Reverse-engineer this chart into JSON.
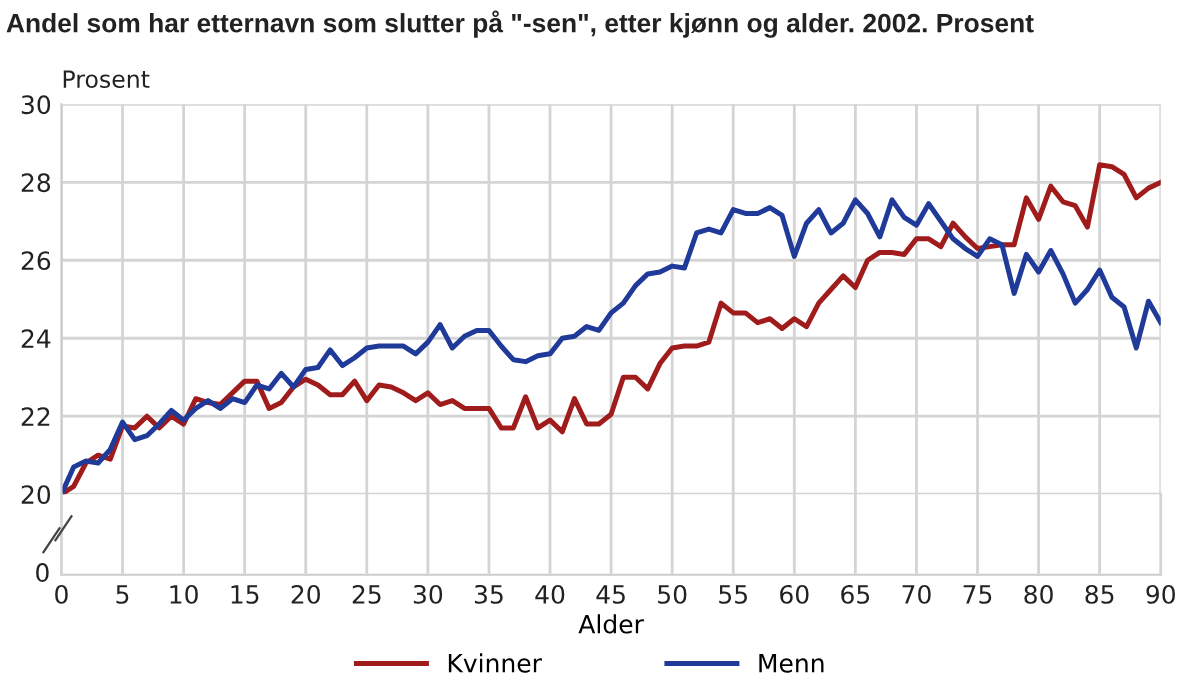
{
  "chart_data": {
    "type": "line",
    "title": "Andel som har etternavn som slutter på \"-sen\", etter kjønn og alder. 2002. Prosent",
    "ylabel": "Prosent",
    "xlabel": "Alder",
    "annotations": [
      "0"
    ],
    "x": [
      0,
      1,
      2,
      3,
      4,
      5,
      6,
      7,
      8,
      9,
      10,
      11,
      12,
      13,
      14,
      15,
      16,
      17,
      18,
      19,
      20,
      21,
      22,
      23,
      24,
      25,
      26,
      27,
      28,
      29,
      30,
      31,
      32,
      33,
      34,
      35,
      36,
      37,
      38,
      39,
      40,
      41,
      42,
      43,
      44,
      45,
      46,
      47,
      48,
      49,
      50,
      51,
      52,
      53,
      54,
      55,
      56,
      57,
      58,
      59,
      60,
      61,
      62,
      63,
      64,
      65,
      66,
      67,
      68,
      69,
      70,
      71,
      72,
      73,
      74,
      75,
      76,
      77,
      78,
      79,
      80,
      81,
      82,
      83,
      84,
      85,
      86,
      87,
      88,
      89,
      90
    ],
    "series": [
      {
        "name": "Kvinner",
        "color": "#a01c1c",
        "values": [
          20.0,
          20.2,
          20.8,
          21.0,
          20.9,
          21.75,
          21.7,
          22.0,
          21.7,
          22.0,
          21.8,
          22.45,
          22.35,
          22.3,
          22.6,
          22.9,
          22.9,
          22.2,
          22.35,
          22.75,
          22.95,
          22.8,
          22.55,
          22.55,
          22.9,
          22.4,
          22.8,
          22.75,
          22.6,
          22.4,
          22.6,
          22.3,
          22.4,
          22.2,
          22.2,
          22.2,
          21.7,
          21.7,
          22.5,
          21.7,
          21.9,
          21.6,
          22.45,
          21.8,
          21.8,
          22.05,
          23.0,
          23.0,
          22.7,
          23.35,
          23.75,
          23.8,
          23.8,
          23.9,
          24.9,
          24.65,
          24.65,
          24.4,
          24.5,
          24.25,
          24.5,
          24.3,
          24.9,
          25.25,
          25.6,
          25.3,
          26.0,
          26.2,
          26.2,
          26.15,
          26.55,
          26.55,
          26.35,
          26.95,
          26.6,
          26.3,
          26.35,
          26.4,
          26.4,
          27.6,
          27.05,
          27.9,
          27.5,
          27.4,
          26.85,
          28.45,
          28.4,
          28.2,
          27.6,
          27.85,
          28.0
        ]
      },
      {
        "name": "Menn",
        "color": "#1f3a99",
        "values": [
          20.0,
          20.7,
          20.85,
          20.8,
          21.15,
          21.85,
          21.4,
          21.5,
          21.8,
          22.15,
          21.9,
          22.2,
          22.4,
          22.2,
          22.45,
          22.35,
          22.8,
          22.7,
          23.1,
          22.75,
          23.2,
          23.25,
          23.7,
          23.3,
          23.5,
          23.75,
          23.8,
          23.8,
          23.8,
          23.6,
          23.9,
          24.35,
          23.75,
          24.05,
          24.2,
          24.2,
          23.8,
          23.45,
          23.4,
          23.55,
          23.6,
          24.0,
          24.05,
          24.3,
          24.2,
          24.65,
          24.9,
          25.35,
          25.65,
          25.7,
          25.85,
          25.8,
          26.7,
          26.8,
          26.7,
          27.3,
          27.2,
          27.2,
          27.35,
          27.15,
          26.1,
          26.95,
          27.3,
          26.7,
          26.95,
          27.55,
          27.2,
          26.6,
          27.55,
          27.1,
          26.9,
          27.45,
          27.0,
          26.55,
          26.3,
          26.1,
          26.55,
          26.4,
          25.15,
          26.15,
          25.7,
          26.25,
          25.65,
          24.9,
          25.25,
          25.75,
          25.05,
          24.8,
          23.75,
          24.95,
          24.4
        ]
      }
    ],
    "xlim": [
      0,
      90
    ],
    "xticks": [
      0,
      5,
      10,
      15,
      20,
      25,
      30,
      35,
      40,
      45,
      50,
      55,
      60,
      65,
      70,
      75,
      80,
      85,
      90
    ],
    "ylim": [
      20,
      30
    ],
    "yticks": [
      20,
      22,
      24,
      26,
      28,
      30
    ],
    "grid": true,
    "legend": "bottom",
    "marker": "none",
    "line_style": "solid"
  }
}
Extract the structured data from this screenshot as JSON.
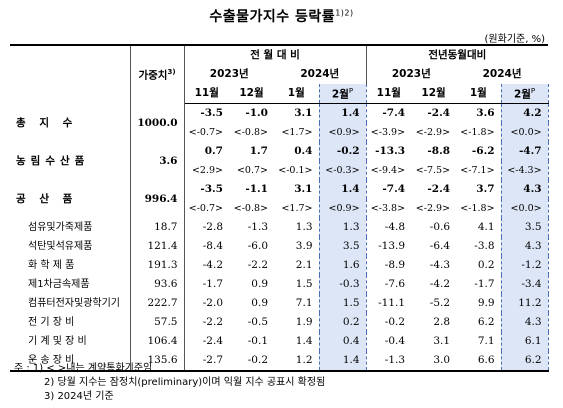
{
  "title": "수출물가지수 등락률",
  "title_sup": "1)2)",
  "unit": "(원화기준, %)",
  "header": {
    "weight": "가중치",
    "weight_sup": "3)",
    "group_mom": "전 월 대 비",
    "group_yoy": "전년동월대비",
    "year_2023": "2023년",
    "year_2024": "2024년",
    "months": [
      "11월",
      "12월",
      "1월",
      "2월"
    ],
    "prelim_mark": "P"
  },
  "rows": [
    {
      "type": "main",
      "label": "총 지 수",
      "weight": "1000.0",
      "mom": [
        "-3.5",
        "-1.0",
        "3.1",
        "1.4"
      ],
      "mom_p": [
        "<-0.7>",
        "<-0.8>",
        "<1.7>",
        "<0.9>"
      ],
      "yoy": [
        "-7.4",
        "-2.4",
        "3.6",
        "4.2"
      ],
      "yoy_p": [
        "<-3.9>",
        "<-2.9>",
        "<-1.8>",
        "<0.0>"
      ]
    },
    {
      "type": "main",
      "label": "농림수산품",
      "weight": "3.6",
      "mom": [
        "0.7",
        "1.7",
        "0.4",
        "-0.2"
      ],
      "mom_p": [
        "<2.9>",
        "<0.7>",
        "<-0.1>",
        "<-0.3>"
      ],
      "yoy": [
        "-13.3",
        "-8.8",
        "-6.2",
        "-4.7"
      ],
      "yoy_p": [
        "<-9.4>",
        "<-7.5>",
        "<-7.1>",
        "<-4.3>"
      ]
    },
    {
      "type": "main",
      "label": "공 산 품",
      "weight": "996.4",
      "mom": [
        "-3.5",
        "-1.1",
        "3.1",
        "1.4"
      ],
      "mom_p": [
        "<-0.7>",
        "<-0.8>",
        "<1.7>",
        "<0.9>"
      ],
      "yoy": [
        "-7.4",
        "-2.4",
        "3.7",
        "4.3"
      ],
      "yoy_p": [
        "<-3.8>",
        "<-2.9>",
        "<-1.8>",
        "<0.0>"
      ]
    },
    {
      "type": "sub",
      "label": "섬유및가죽제품",
      "weight": "18.7",
      "mom": [
        "-2.8",
        "-1.3",
        "1.3",
        "1.3"
      ],
      "yoy": [
        "-4.8",
        "-0.6",
        "4.1",
        "3.5"
      ]
    },
    {
      "type": "sub",
      "label": "석탄및석유제품",
      "weight": "121.4",
      "mom": [
        "-8.4",
        "-6.0",
        "3.9",
        "3.5"
      ],
      "yoy": [
        "-13.9",
        "-6.4",
        "-3.8",
        "4.3"
      ]
    },
    {
      "type": "sub",
      "label": "화 학 제 품",
      "weight": "191.3",
      "mom": [
        "-4.2",
        "-2.2",
        "2.1",
        "1.6"
      ],
      "yoy": [
        "-8.9",
        "-4.3",
        "0.2",
        "-1.2"
      ]
    },
    {
      "type": "sub",
      "label": "제1차금속제품",
      "weight": "93.6",
      "mom": [
        "-1.7",
        "0.9",
        "1.5",
        "-0.3"
      ],
      "yoy": [
        "-7.6",
        "-4.2",
        "-1.7",
        "-3.4"
      ]
    },
    {
      "type": "sub",
      "label": "컴퓨터전자및광학기기",
      "weight": "222.7",
      "mom": [
        "-2.0",
        "0.9",
        "7.1",
        "1.5"
      ],
      "yoy": [
        "-11.1",
        "-5.2",
        "9.9",
        "11.2"
      ]
    },
    {
      "type": "sub",
      "label": "전 기 장 비",
      "weight": "57.5",
      "mom": [
        "-2.2",
        "-0.5",
        "1.9",
        "0.2"
      ],
      "yoy": [
        "-0.2",
        "2.8",
        "6.2",
        "4.3"
      ]
    },
    {
      "type": "sub",
      "label": "기 계 및 장 비",
      "weight": "106.4",
      "mom": [
        "-2.4",
        "-0.1",
        "1.4",
        "0.4"
      ],
      "yoy": [
        "-0.4",
        "3.1",
        "7.1",
        "6.1"
      ]
    },
    {
      "type": "sub",
      "label": "운 송 장 비",
      "weight": "135.6",
      "mom": [
        "-2.7",
        "-0.2",
        "1.2",
        "1.4"
      ],
      "yoy": [
        "-1.3",
        "3.0",
        "6.6",
        "6.2"
      ]
    }
  ],
  "notes": [
    "주 : 1) < >내는 계약통화기준임",
    "2) 당월 지수는 잠정치(preliminary)이며 익월 지수 공표시 확정됨",
    "3) 2024년 기준"
  ]
}
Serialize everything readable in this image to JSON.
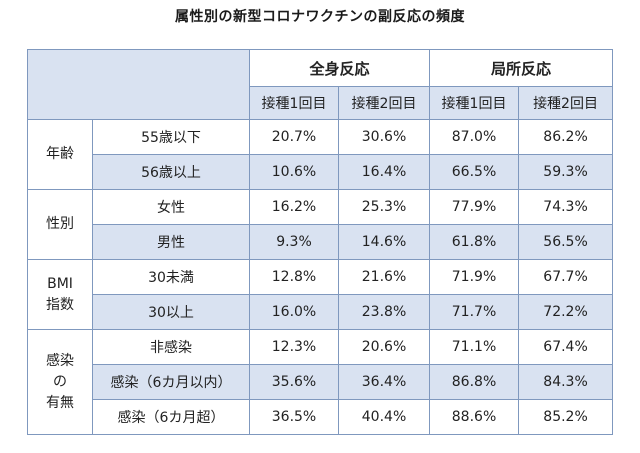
{
  "title": "属性別の新型コロナワクチンの副反応の頻度",
  "headers": {
    "group_whole": "全身反応",
    "group_local": "局所反応",
    "sub": [
      "接種1回目",
      "接種2回目",
      "接種1回目",
      "接種2回目"
    ]
  },
  "groups": [
    {
      "label_lines": [
        "年齢"
      ],
      "rows": [
        {
          "label": "55歳以下",
          "values": [
            "20.7%",
            "30.6%",
            "87.0%",
            "86.2%"
          ]
        },
        {
          "label": "56歳以上",
          "values": [
            "10.6%",
            "16.4%",
            "66.5%",
            "59.3%"
          ]
        }
      ]
    },
    {
      "label_lines": [
        "性別"
      ],
      "rows": [
        {
          "label": "女性",
          "values": [
            "16.2%",
            "25.3%",
            "77.9%",
            "74.3%"
          ]
        },
        {
          "label": "男性",
          "values": [
            "9.3%",
            "14.6%",
            "61.8%",
            "56.5%"
          ]
        }
      ]
    },
    {
      "label_lines": [
        "BMI",
        "指数"
      ],
      "rows": [
        {
          "label": "30未満",
          "values": [
            "12.8%",
            "21.6%",
            "71.9%",
            "67.7%"
          ]
        },
        {
          "label": "30以上",
          "values": [
            "16.0%",
            "23.8%",
            "71.7%",
            "72.2%"
          ]
        }
      ]
    },
    {
      "label_lines": [
        "感染",
        "の",
        "有無"
      ],
      "rows": [
        {
          "label": "非感染",
          "values": [
            "12.3%",
            "20.6%",
            "71.1%",
            "67.4%"
          ]
        },
        {
          "label": "感染（6カ月以内）",
          "values": [
            "35.6%",
            "36.4%",
            "86.8%",
            "84.3%"
          ]
        },
        {
          "label": "感染（6カ月超）",
          "values": [
            "36.5%",
            "40.4%",
            "88.6%",
            "85.2%"
          ]
        }
      ]
    }
  ]
}
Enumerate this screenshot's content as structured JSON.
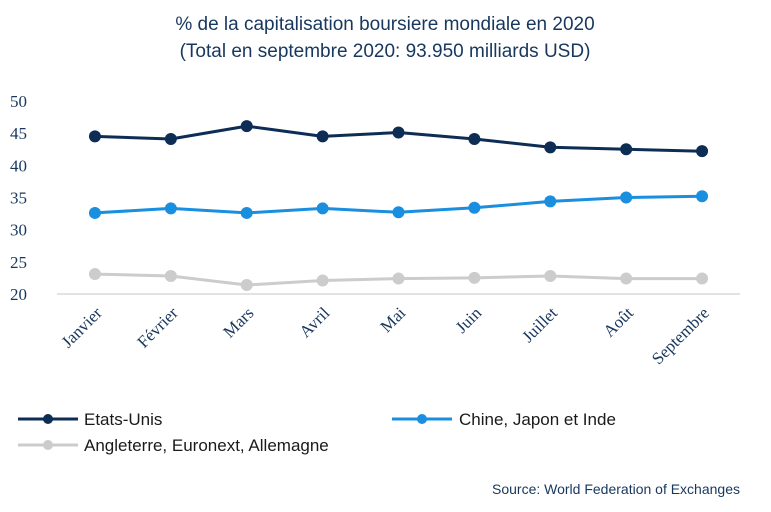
{
  "chart_data": {
    "type": "line",
    "title": "% de la capitalisation boursiere mondiale en 2020",
    "subtitle": "(Total en septembre 2020: 93.950 milliards USD)",
    "categories": [
      "Janvier",
      "Février",
      "Mars",
      "Avril",
      "Mai",
      "Juin",
      "Juillet",
      "Août",
      "Septembre"
    ],
    "ylim": [
      20,
      50
    ],
    "yticks": [
      20,
      25,
      30,
      35,
      40,
      45,
      50
    ],
    "grid": false,
    "legend_position": "bottom-left",
    "series": [
      {
        "name": "Etats-Unis",
        "color": "#0d2d55",
        "values": [
          44.5,
          44.1,
          46.1,
          44.5,
          45.1,
          44.1,
          42.8,
          42.5,
          42.2
        ]
      },
      {
        "name": "Chine, Japon et Inde",
        "color": "#1a8fe0",
        "values": [
          32.6,
          33.3,
          32.6,
          33.3,
          32.7,
          33.4,
          34.4,
          35.0,
          35.2
        ]
      },
      {
        "name": "Angleterre, Euronext, Allemagne",
        "color": "#cccccc",
        "values": [
          23.1,
          22.8,
          21.4,
          22.1,
          22.4,
          22.5,
          22.8,
          22.4,
          22.4
        ]
      }
    ],
    "source": "Source: World Federation of Exchanges"
  }
}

***

**SHORT EXERCISE**
Show every line that contains the word "this".

**WRITTEN ANSWER**
Reverse-engineer this chart into JSON.
Extract the structured data from this screenshot as JSON.
Serialize everything readable in this image to JSON.
Enumerate this screenshot's content as structured JSON.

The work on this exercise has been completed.